-- START Listed records --

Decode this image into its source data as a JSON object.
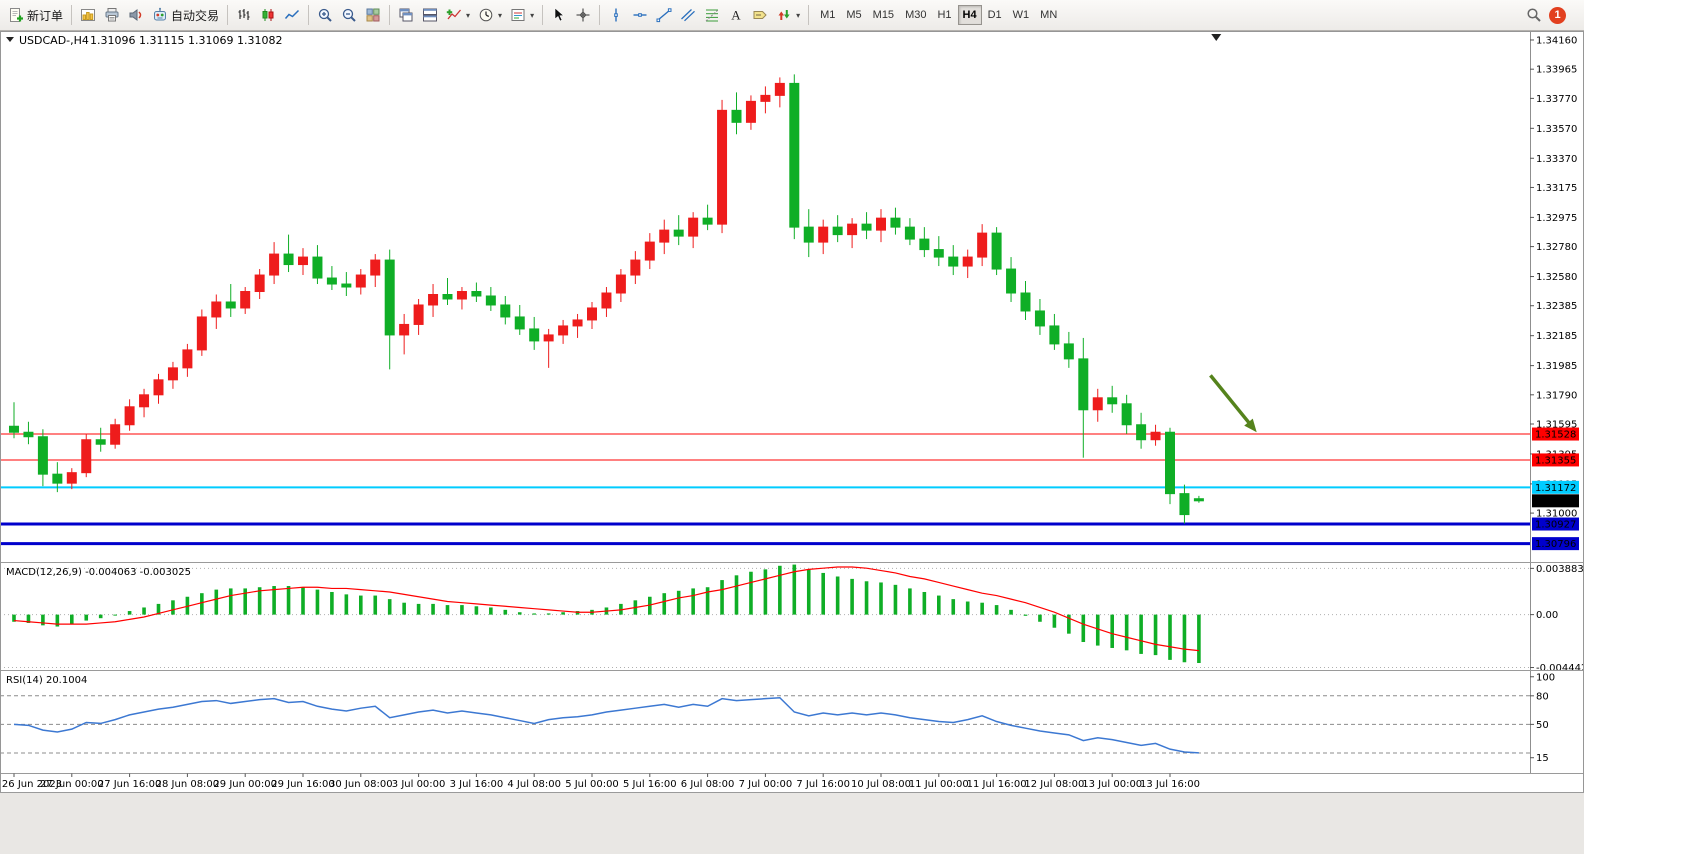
{
  "toolbar": {
    "new_order_label": "新订单",
    "auto_trading_label": "自动交易",
    "timeframes": [
      "M1",
      "M5",
      "M15",
      "M30",
      "H1",
      "H4",
      "D1",
      "W1",
      "MN"
    ],
    "active_timeframe": "H4",
    "notification_count": "1"
  },
  "chart": {
    "symbol_period": "USDCAD-,H4",
    "ohlc_readout": "1.31096 1.31115 1.31069 1.31082"
  },
  "chart_data": {
    "type": "candlestick",
    "symbol": "USDCAD-",
    "period": "H4",
    "up_color": "#ee1c1c",
    "down_color": "#0fae26",
    "price_axis": {
      "min": 1.3068,
      "max": 1.3422,
      "labels": [
        "1.34160",
        "1.33965",
        "1.33770",
        "1.33570",
        "1.33370",
        "1.33175",
        "1.32975",
        "1.32780",
        "1.32580",
        "1.32385",
        "1.32185",
        "1.31985",
        "1.31790",
        "1.31595",
        "1.31395",
        "1.31195",
        "1.31000"
      ]
    },
    "candles": [
      [
        1.3158,
        1.3174,
        1.315,
        1.3154
      ],
      [
        1.3154,
        1.3161,
        1.3146,
        1.3151
      ],
      [
        1.3151,
        1.3156,
        1.3118,
        1.3126
      ],
      [
        1.3126,
        1.3134,
        1.3114,
        1.312
      ],
      [
        1.312,
        1.313,
        1.3116,
        1.3127
      ],
      [
        1.3127,
        1.3153,
        1.3124,
        1.3149
      ],
      [
        1.3149,
        1.3157,
        1.3141,
        1.3146
      ],
      [
        1.3146,
        1.3163,
        1.3143,
        1.3159
      ],
      [
        1.3159,
        1.3176,
        1.3155,
        1.3171
      ],
      [
        1.3171,
        1.3183,
        1.3164,
        1.3179
      ],
      [
        1.3179,
        1.3193,
        1.3173,
        1.3189
      ],
      [
        1.3189,
        1.3201,
        1.3183,
        1.3197
      ],
      [
        1.3197,
        1.3213,
        1.3191,
        1.3209
      ],
      [
        1.3209,
        1.3236,
        1.3205,
        1.3231
      ],
      [
        1.3231,
        1.3246,
        1.3223,
        1.3241
      ],
      [
        1.3241,
        1.3253,
        1.3231,
        1.3237
      ],
      [
        1.3237,
        1.3251,
        1.3233,
        1.3248
      ],
      [
        1.3248,
        1.3263,
        1.3243,
        1.3259
      ],
      [
        1.3259,
        1.3281,
        1.3253,
        1.3273
      ],
      [
        1.3273,
        1.3286,
        1.3261,
        1.3266
      ],
      [
        1.3266,
        1.3277,
        1.3259,
        1.3271
      ],
      [
        1.3271,
        1.3279,
        1.3253,
        1.3257
      ],
      [
        1.3257,
        1.3265,
        1.3249,
        1.3253
      ],
      [
        1.3253,
        1.3261,
        1.3245,
        1.3251
      ],
      [
        1.3251,
        1.3263,
        1.3246,
        1.3259
      ],
      [
        1.3259,
        1.3273,
        1.3251,
        1.3269
      ],
      [
        1.3269,
        1.3276,
        1.3196,
        1.3219
      ],
      [
        1.3219,
        1.3233,
        1.3206,
        1.3226
      ],
      [
        1.3226,
        1.3243,
        1.3219,
        1.3239
      ],
      [
        1.3239,
        1.3253,
        1.3231,
        1.3246
      ],
      [
        1.3246,
        1.3257,
        1.3239,
        1.3243
      ],
      [
        1.3243,
        1.3251,
        1.3236,
        1.3248
      ],
      [
        1.3248,
        1.3254,
        1.3241,
        1.3245
      ],
      [
        1.3245,
        1.3251,
        1.3235,
        1.3239
      ],
      [
        1.3239,
        1.3245,
        1.3226,
        1.3231
      ],
      [
        1.3231,
        1.3239,
        1.3219,
        1.3223
      ],
      [
        1.3223,
        1.3231,
        1.3209,
        1.3215
      ],
      [
        1.3215,
        1.3223,
        1.3197,
        1.3219
      ],
      [
        1.3219,
        1.3229,
        1.3213,
        1.3225
      ],
      [
        1.3225,
        1.3233,
        1.3217,
        1.3229
      ],
      [
        1.3229,
        1.3241,
        1.3223,
        1.3237
      ],
      [
        1.3237,
        1.3251,
        1.3231,
        1.3247
      ],
      [
        1.3247,
        1.3263,
        1.3241,
        1.3259
      ],
      [
        1.3259,
        1.3275,
        1.3253,
        1.3269
      ],
      [
        1.3269,
        1.3287,
        1.3263,
        1.3281
      ],
      [
        1.3281,
        1.3296,
        1.3273,
        1.3289
      ],
      [
        1.3289,
        1.3299,
        1.3279,
        1.3285
      ],
      [
        1.3285,
        1.3301,
        1.3277,
        1.3297
      ],
      [
        1.3297,
        1.3306,
        1.3289,
        1.3293
      ],
      [
        1.3293,
        1.3376,
        1.3287,
        1.3369
      ],
      [
        1.3369,
        1.3381,
        1.3353,
        1.3361
      ],
      [
        1.3361,
        1.3379,
        1.3356,
        1.3375
      ],
      [
        1.3375,
        1.3385,
        1.3367,
        1.3379
      ],
      [
        1.3379,
        1.3391,
        1.3371,
        1.3387
      ],
      [
        1.3387,
        1.3393,
        1.3283,
        1.3291
      ],
      [
        1.3291,
        1.3303,
        1.3271,
        1.3281
      ],
      [
        1.3281,
        1.3296,
        1.3273,
        1.3291
      ],
      [
        1.3291,
        1.3299,
        1.3281,
        1.3286
      ],
      [
        1.3286,
        1.3297,
        1.3277,
        1.3293
      ],
      [
        1.3293,
        1.3301,
        1.3283,
        1.3289
      ],
      [
        1.3289,
        1.3303,
        1.3281,
        1.3297
      ],
      [
        1.3297,
        1.3304,
        1.3286,
        1.3291
      ],
      [
        1.3291,
        1.3297,
        1.3279,
        1.3283
      ],
      [
        1.3283,
        1.3291,
        1.3271,
        1.3276
      ],
      [
        1.3276,
        1.3285,
        1.3265,
        1.3271
      ],
      [
        1.3271,
        1.3279,
        1.3259,
        1.3265
      ],
      [
        1.3265,
        1.3276,
        1.3257,
        1.3271
      ],
      [
        1.3271,
        1.3293,
        1.3265,
        1.3287
      ],
      [
        1.3287,
        1.3291,
        1.3259,
        1.3263
      ],
      [
        1.3263,
        1.3271,
        1.3241,
        1.3247
      ],
      [
        1.3247,
        1.3255,
        1.3229,
        1.3235
      ],
      [
        1.3235,
        1.3243,
        1.3219,
        1.3225
      ],
      [
        1.3225,
        1.3233,
        1.3209,
        1.3213
      ],
      [
        1.3213,
        1.3221,
        1.3197,
        1.3203
      ],
      [
        1.3203,
        1.3217,
        1.3137,
        1.3169
      ],
      [
        1.3169,
        1.3183,
        1.3161,
        1.3177
      ],
      [
        1.3177,
        1.3185,
        1.3167,
        1.3173
      ],
      [
        1.3173,
        1.3179,
        1.3153,
        1.3159
      ],
      [
        1.3159,
        1.3167,
        1.3143,
        1.3149
      ],
      [
        1.3149,
        1.3159,
        1.3145,
        1.3154
      ],
      [
        1.3154,
        1.3157,
        1.3106,
        1.3113
      ],
      [
        1.3113,
        1.3119,
        1.3093,
        1.3099
      ],
      [
        1.31096,
        1.31115,
        1.31069,
        1.31082
      ]
    ],
    "time_labels": [
      "26 Jun 2023",
      "27 Jun 00:00",
      "27 Jun 16:00",
      "28 Jun 08:00",
      "29 Jun 00:00",
      "29 Jun 16:00",
      "30 Jun 08:00",
      "3 Jul 00:00",
      "3 Jul 16:00",
      "4 Jul 08:00",
      "5 Jul 00:00",
      "5 Jul 16:00",
      "6 Jul 08:00",
      "7 Jul 00:00",
      "7 Jul 16:00",
      "10 Jul 08:00",
      "11 Jul 00:00",
      "11 Jul 16:00",
      "12 Jul 08:00",
      "13 Jul 00:00",
      "13 Jul 16:00"
    ],
    "label_every": 4,
    "hlines": [
      {
        "price": 1.31528,
        "label": "1.31528",
        "color": "#ff0000",
        "width": 1,
        "label_bg": "#ff0000",
        "label_fg": "#ffffff"
      },
      {
        "price": 1.31355,
        "label": "1.31355",
        "color": "#ff0000",
        "width": 1,
        "label_bg": "#ff0000",
        "label_fg": "#ffffff"
      },
      {
        "price": 1.31172,
        "label": "1.31172",
        "color": "#00ccff",
        "width": 2,
        "label_bg": "#00ccff",
        "label_fg": "#000000"
      },
      {
        "price": 1.30927,
        "label": "1.30927",
        "color": "#0000cc",
        "width": 3,
        "label_bg": "#0000cc",
        "label_fg": "#ffffff"
      },
      {
        "price": 1.30796,
        "label": "1.30796",
        "color": "#0000cc",
        "width": 3,
        "label_bg": "#0000cc",
        "label_fg": "#ffffff"
      }
    ],
    "price_marker": {
      "price": 1.31082,
      "label": "1.31082",
      "bg": "#000000",
      "fg": "#ffffff"
    },
    "arrow_annotation": {
      "from_bar": 82.8,
      "from_price": 1.3192,
      "to_bar": 86.0,
      "to_price": 1.3154,
      "color": "#55831c"
    },
    "shift_marker_bar": 83.2,
    "macd": {
      "label": "MACD(12,26,9) -0.004063 -0.003025",
      "hist_color": "#0fae26",
      "signal_color": "#ff0000",
      "scale": {
        "min": -0.00465,
        "max": 0.00425
      },
      "scale_labels": [
        {
          "v": 0.003883,
          "t": "0.003883"
        },
        {
          "v": 0,
          "t": "0.00"
        },
        {
          "v": -0.004442,
          "t": "-0.004442"
        }
      ],
      "hist": [
        -0.0006,
        -0.0007,
        -0.0009,
        -0.001,
        -0.0008,
        -0.0005,
        -0.0003,
        0.0,
        0.0003,
        0.0006,
        0.0009,
        0.0012,
        0.0015,
        0.0018,
        0.0021,
        0.0022,
        0.0022,
        0.0023,
        0.0024,
        0.0024,
        0.0023,
        0.0021,
        0.0019,
        0.0017,
        0.0016,
        0.0016,
        0.0013,
        0.001,
        0.0009,
        0.0009,
        0.0008,
        0.0008,
        0.0007,
        0.0006,
        0.0004,
        0.0002,
        0.0001,
        0.0001,
        0.0002,
        0.0003,
        0.0004,
        0.0006,
        0.0009,
        0.0012,
        0.0015,
        0.0018,
        0.002,
        0.0022,
        0.0023,
        0.0029,
        0.0033,
        0.0036,
        0.0038,
        0.0041,
        0.0042,
        0.0038,
        0.0035,
        0.0032,
        0.003,
        0.0028,
        0.0027,
        0.0025,
        0.0022,
        0.0019,
        0.0016,
        0.0013,
        0.0011,
        0.001,
        0.0008,
        0.0004,
        -0.0001,
        -0.0006,
        -0.0011,
        -0.0016,
        -0.0023,
        -0.0026,
        -0.0028,
        -0.003,
        -0.0033,
        -0.0034,
        -0.0038,
        -0.004,
        -0.004063
      ],
      "signal": [
        -0.0005,
        -0.0006,
        -0.0007,
        -0.0008,
        -0.0008,
        -0.0008,
        -0.0007,
        -0.0006,
        -0.0004,
        -0.0002,
        0.0001,
        0.0004,
        0.0007,
        0.001,
        0.0013,
        0.0016,
        0.0018,
        0.002,
        0.0021,
        0.0022,
        0.0023,
        0.0023,
        0.0022,
        0.0022,
        0.0021,
        0.002,
        0.0019,
        0.0017,
        0.0015,
        0.0013,
        0.0011,
        0.001,
        0.0009,
        0.0008,
        0.0007,
        0.0006,
        0.0005,
        0.0004,
        0.0003,
        0.0002,
        0.0002,
        0.0003,
        0.0004,
        0.0006,
        0.0008,
        0.0011,
        0.0014,
        0.0016,
        0.0019,
        0.0021,
        0.0024,
        0.0027,
        0.003,
        0.0033,
        0.0036,
        0.0038,
        0.0039,
        0.004,
        0.004,
        0.0039,
        0.0037,
        0.0035,
        0.0032,
        0.003,
        0.0027,
        0.0024,
        0.0021,
        0.0018,
        0.0016,
        0.0013,
        0.001,
        0.0006,
        0.0002,
        -0.0003,
        -0.0008,
        -0.0012,
        -0.0016,
        -0.0019,
        -0.0022,
        -0.0025,
        -0.0027,
        -0.0029,
        -0.003025
      ]
    },
    "rsi": {
      "label": "RSI(14) 20.1004",
      "color": "#3c78d2",
      "range": [
        0,
        105
      ],
      "levels": [
        80,
        50,
        20
      ],
      "scale_labels": [
        {
          "v": 100,
          "t": "100"
        },
        {
          "v": 80,
          "t": "80"
        },
        {
          "v": 50,
          "t": "50"
        },
        {
          "v": 15,
          "t": "15"
        }
      ],
      "values": [
        50,
        49,
        44,
        42,
        45,
        52,
        51,
        55,
        60,
        63,
        66,
        68,
        71,
        74,
        75,
        72,
        74,
        76,
        77,
        73,
        74,
        69,
        66,
        64,
        67,
        69,
        57,
        60,
        63,
        65,
        62,
        64,
        62,
        60,
        57,
        54,
        51,
        55,
        57,
        58,
        60,
        63,
        65,
        67,
        69,
        71,
        68,
        71,
        69,
        77,
        75,
        76,
        77,
        78,
        63,
        59,
        62,
        60,
        62,
        60,
        62,
        60,
        57,
        55,
        53,
        52,
        55,
        59,
        53,
        49,
        46,
        43,
        41,
        39,
        33,
        36,
        34,
        31,
        28,
        30,
        24,
        21,
        20.1
      ]
    }
  }
}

-- END Listed records --

Which lines in the listing above hold the word "USDCAD"? Show each of them.

    "symbol_period": "USDCAD-,H4",
    "symbol": "USDCAD-",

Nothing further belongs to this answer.